(Records that describe figures)

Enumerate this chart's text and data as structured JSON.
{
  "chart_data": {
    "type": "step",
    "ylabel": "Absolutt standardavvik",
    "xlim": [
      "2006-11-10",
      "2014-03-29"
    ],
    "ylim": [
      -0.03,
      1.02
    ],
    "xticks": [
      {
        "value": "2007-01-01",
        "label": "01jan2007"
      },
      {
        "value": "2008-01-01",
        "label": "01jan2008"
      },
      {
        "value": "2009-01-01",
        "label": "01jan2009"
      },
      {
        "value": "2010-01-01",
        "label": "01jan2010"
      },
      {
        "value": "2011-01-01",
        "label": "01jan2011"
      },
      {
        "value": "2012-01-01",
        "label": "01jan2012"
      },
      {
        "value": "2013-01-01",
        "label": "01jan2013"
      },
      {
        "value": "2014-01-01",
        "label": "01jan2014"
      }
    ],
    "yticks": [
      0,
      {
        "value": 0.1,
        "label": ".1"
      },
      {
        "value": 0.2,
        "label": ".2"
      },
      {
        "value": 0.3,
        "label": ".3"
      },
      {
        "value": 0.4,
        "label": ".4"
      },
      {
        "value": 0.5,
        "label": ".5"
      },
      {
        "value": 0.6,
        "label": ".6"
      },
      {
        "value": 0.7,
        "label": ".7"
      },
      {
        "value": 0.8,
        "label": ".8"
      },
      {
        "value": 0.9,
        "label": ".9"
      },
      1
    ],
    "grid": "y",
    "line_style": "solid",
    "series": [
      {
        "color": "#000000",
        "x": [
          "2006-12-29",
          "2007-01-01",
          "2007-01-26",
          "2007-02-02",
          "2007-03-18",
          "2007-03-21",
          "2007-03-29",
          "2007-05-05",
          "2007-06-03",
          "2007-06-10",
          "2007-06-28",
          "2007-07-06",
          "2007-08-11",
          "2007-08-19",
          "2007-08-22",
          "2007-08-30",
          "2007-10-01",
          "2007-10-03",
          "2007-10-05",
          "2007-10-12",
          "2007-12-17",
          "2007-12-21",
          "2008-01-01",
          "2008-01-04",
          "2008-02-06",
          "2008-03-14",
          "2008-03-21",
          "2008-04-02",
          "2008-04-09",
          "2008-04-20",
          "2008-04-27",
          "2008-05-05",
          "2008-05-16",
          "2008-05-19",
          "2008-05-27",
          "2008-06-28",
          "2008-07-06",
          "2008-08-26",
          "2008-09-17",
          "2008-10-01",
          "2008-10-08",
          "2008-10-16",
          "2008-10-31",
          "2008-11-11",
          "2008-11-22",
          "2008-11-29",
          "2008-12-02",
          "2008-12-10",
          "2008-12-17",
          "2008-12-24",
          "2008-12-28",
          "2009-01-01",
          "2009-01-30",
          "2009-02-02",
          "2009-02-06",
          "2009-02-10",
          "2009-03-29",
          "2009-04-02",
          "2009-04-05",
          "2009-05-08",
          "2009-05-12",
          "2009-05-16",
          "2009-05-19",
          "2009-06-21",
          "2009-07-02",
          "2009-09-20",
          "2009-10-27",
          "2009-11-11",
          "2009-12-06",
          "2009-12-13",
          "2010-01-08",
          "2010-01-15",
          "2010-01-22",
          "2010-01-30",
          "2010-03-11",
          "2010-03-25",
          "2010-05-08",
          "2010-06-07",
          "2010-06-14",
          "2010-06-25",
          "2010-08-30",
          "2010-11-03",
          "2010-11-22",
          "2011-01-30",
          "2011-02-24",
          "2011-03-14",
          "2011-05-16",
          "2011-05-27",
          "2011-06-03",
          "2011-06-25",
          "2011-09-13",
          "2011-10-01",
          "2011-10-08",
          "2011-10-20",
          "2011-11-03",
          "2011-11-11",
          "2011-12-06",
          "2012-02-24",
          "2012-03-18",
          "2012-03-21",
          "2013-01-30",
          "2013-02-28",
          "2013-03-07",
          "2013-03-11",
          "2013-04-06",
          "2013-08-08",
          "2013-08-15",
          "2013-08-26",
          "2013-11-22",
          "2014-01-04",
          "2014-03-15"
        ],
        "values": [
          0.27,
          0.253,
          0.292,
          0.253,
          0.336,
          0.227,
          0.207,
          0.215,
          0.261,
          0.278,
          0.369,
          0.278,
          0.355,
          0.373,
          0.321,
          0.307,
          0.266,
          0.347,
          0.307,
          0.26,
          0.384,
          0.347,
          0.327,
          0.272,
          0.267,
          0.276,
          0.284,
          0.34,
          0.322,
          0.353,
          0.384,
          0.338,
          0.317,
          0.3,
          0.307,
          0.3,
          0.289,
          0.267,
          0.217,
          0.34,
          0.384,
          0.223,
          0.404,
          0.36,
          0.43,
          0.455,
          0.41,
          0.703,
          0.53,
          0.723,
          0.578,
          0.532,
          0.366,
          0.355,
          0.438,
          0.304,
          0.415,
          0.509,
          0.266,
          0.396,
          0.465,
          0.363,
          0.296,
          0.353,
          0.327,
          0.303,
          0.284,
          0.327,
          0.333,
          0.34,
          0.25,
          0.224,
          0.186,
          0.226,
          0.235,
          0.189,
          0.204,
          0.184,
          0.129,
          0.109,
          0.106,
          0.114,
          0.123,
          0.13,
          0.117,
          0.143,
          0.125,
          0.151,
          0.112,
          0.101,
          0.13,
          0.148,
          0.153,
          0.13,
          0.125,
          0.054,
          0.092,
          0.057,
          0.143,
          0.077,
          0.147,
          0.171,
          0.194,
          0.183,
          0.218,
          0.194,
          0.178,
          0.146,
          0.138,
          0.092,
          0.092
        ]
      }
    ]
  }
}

- _EXERCISE DETAILS_
Copy every record exactly as presented.

- _THE RESULT_
Enumerate this chart's text and data as structured JSON.
{
  "chart_data": {
    "type": "step",
    "ylabel": "Absolutt standardavvik",
    "xlim": [
      "2006-11-10",
      "2014-03-29"
    ],
    "ylim": [
      -0.03,
      1.02
    ],
    "xticks": [
      {
        "value": "2007-01-01",
        "label": "01jan2007"
      },
      {
        "value": "2008-01-01",
        "label": "01jan2008"
      },
      {
        "value": "2009-01-01",
        "label": "01jan2009"
      },
      {
        "value": "2010-01-01",
        "label": "01jan2010"
      },
      {
        "value": "2011-01-01",
        "label": "01jan2011"
      },
      {
        "value": "2012-01-01",
        "label": "01jan2012"
      },
      {
        "value": "2013-01-01",
        "label": "01jan2013"
      },
      {
        "value": "2014-01-01",
        "label": "01jan2014"
      }
    ],
    "yticks": [
      0,
      {
        "value": 0.1,
        "label": ".1"
      },
      {
        "value": 0.2,
        "label": ".2"
      },
      {
        "value": 0.3,
        "label": ".3"
      },
      {
        "value": 0.4,
        "label": ".4"
      },
      {
        "value": 0.5,
        "label": ".5"
      },
      {
        "value": 0.6,
        "label": ".6"
      },
      {
        "value": 0.7,
        "label": ".7"
      },
      {
        "value": 0.8,
        "label": ".8"
      },
      {
        "value": 0.9,
        "label": ".9"
      },
      1
    ],
    "grid": "y",
    "line_style": "solid",
    "series": [
      {
        "color": "#000000",
        "x": [
          "2006-12-29",
          "2007-01-01",
          "2007-01-26",
          "2007-02-02",
          "2007-03-18",
          "2007-03-21",
          "2007-03-29",
          "2007-05-05",
          "2007-06-03",
          "2007-06-10",
          "2007-06-28",
          "2007-07-06",
          "2007-08-11",
          "2007-08-19",
          "2007-08-22",
          "2007-08-30",
          "2007-10-01",
          "2007-10-03",
          "2007-10-05",
          "2007-10-12",
          "2007-12-17",
          "2007-12-21",
          "2008-01-01",
          "2008-01-04",
          "2008-02-06",
          "2008-03-14",
          "2008-03-21",
          "2008-04-02",
          "2008-04-09",
          "2008-04-20",
          "2008-04-27",
          "2008-05-05",
          "2008-05-16",
          "2008-05-19",
          "2008-05-27",
          "2008-06-28",
          "2008-07-06",
          "2008-08-26",
          "2008-09-17",
          "2008-10-01",
          "2008-10-08",
          "2008-10-16",
          "2008-10-31",
          "2008-11-11",
          "2008-11-22",
          "2008-11-29",
          "2008-12-02",
          "2008-12-10",
          "2008-12-17",
          "2008-12-24",
          "2008-12-28",
          "2009-01-01",
          "2009-01-30",
          "2009-02-02",
          "2009-02-06",
          "2009-02-10",
          "2009-03-29",
          "2009-04-02",
          "2009-04-05",
          "2009-05-08",
          "2009-05-12",
          "2009-05-16",
          "2009-05-19",
          "2009-06-21",
          "2009-07-02",
          "2009-09-20",
          "2009-10-27",
          "2009-11-11",
          "2009-12-06",
          "2009-12-13",
          "2010-01-08",
          "2010-01-15",
          "2010-01-22",
          "2010-01-30",
          "2010-03-11",
          "2010-03-25",
          "2010-05-08",
          "2010-06-07",
          "2010-06-14",
          "2010-06-25",
          "2010-08-30",
          "2010-11-03",
          "2010-11-22",
          "2011-01-30",
          "2011-02-24",
          "2011-03-14",
          "2011-05-16",
          "2011-05-27",
          "2011-06-03",
          "2011-06-25",
          "2011-09-13",
          "2011-10-01",
          "2011-10-08",
          "2011-10-20",
          "2011-11-03",
          "2011-11-11",
          "2011-12-06",
          "2012-02-24",
          "2012-03-18",
          "2012-03-21",
          "2013-01-30",
          "2013-02-28",
          "2013-03-07",
          "2013-03-11",
          "2013-04-06",
          "2013-08-08",
          "2013-08-15",
          "2013-08-26",
          "2013-11-22",
          "2014-01-04",
          "2014-03-15"
        ],
        "values": [
          0.27,
          0.253,
          0.292,
          0.253,
          0.336,
          0.227,
          0.207,
          0.215,
          0.261,
          0.278,
          0.369,
          0.278,
          0.355,
          0.373,
          0.321,
          0.307,
          0.266,
          0.347,
          0.307,
          0.26,
          0.384,
          0.347,
          0.327,
          0.272,
          0.267,
          0.276,
          0.284,
          0.34,
          0.322,
          0.353,
          0.384,
          0.338,
          0.317,
          0.3,
          0.307,
          0.3,
          0.289,
          0.267,
          0.217,
          0.34,
          0.384,
          0.223,
          0.404,
          0.36,
          0.43,
          0.455,
          0.41,
          0.703,
          0.53,
          0.723,
          0.578,
          0.532,
          0.366,
          0.355,
          0.438,
          0.304,
          0.415,
          0.509,
          0.266,
          0.396,
          0.465,
          0.363,
          0.296,
          0.353,
          0.327,
          0.303,
          0.284,
          0.327,
          0.333,
          0.34,
          0.25,
          0.224,
          0.186,
          0.226,
          0.235,
          0.189,
          0.204,
          0.184,
          0.129,
          0.109,
          0.106,
          0.114,
          0.123,
          0.13,
          0.117,
          0.143,
          0.125,
          0.151,
          0.112,
          0.101,
          0.13,
          0.148,
          0.153,
          0.13,
          0.125,
          0.054,
          0.092,
          0.057,
          0.143,
          0.077,
          0.147,
          0.171,
          0.194,
          0.183,
          0.218,
          0.194,
          0.178,
          0.146,
          0.138,
          0.092,
          0.092
        ]
      }
    ]
  }
}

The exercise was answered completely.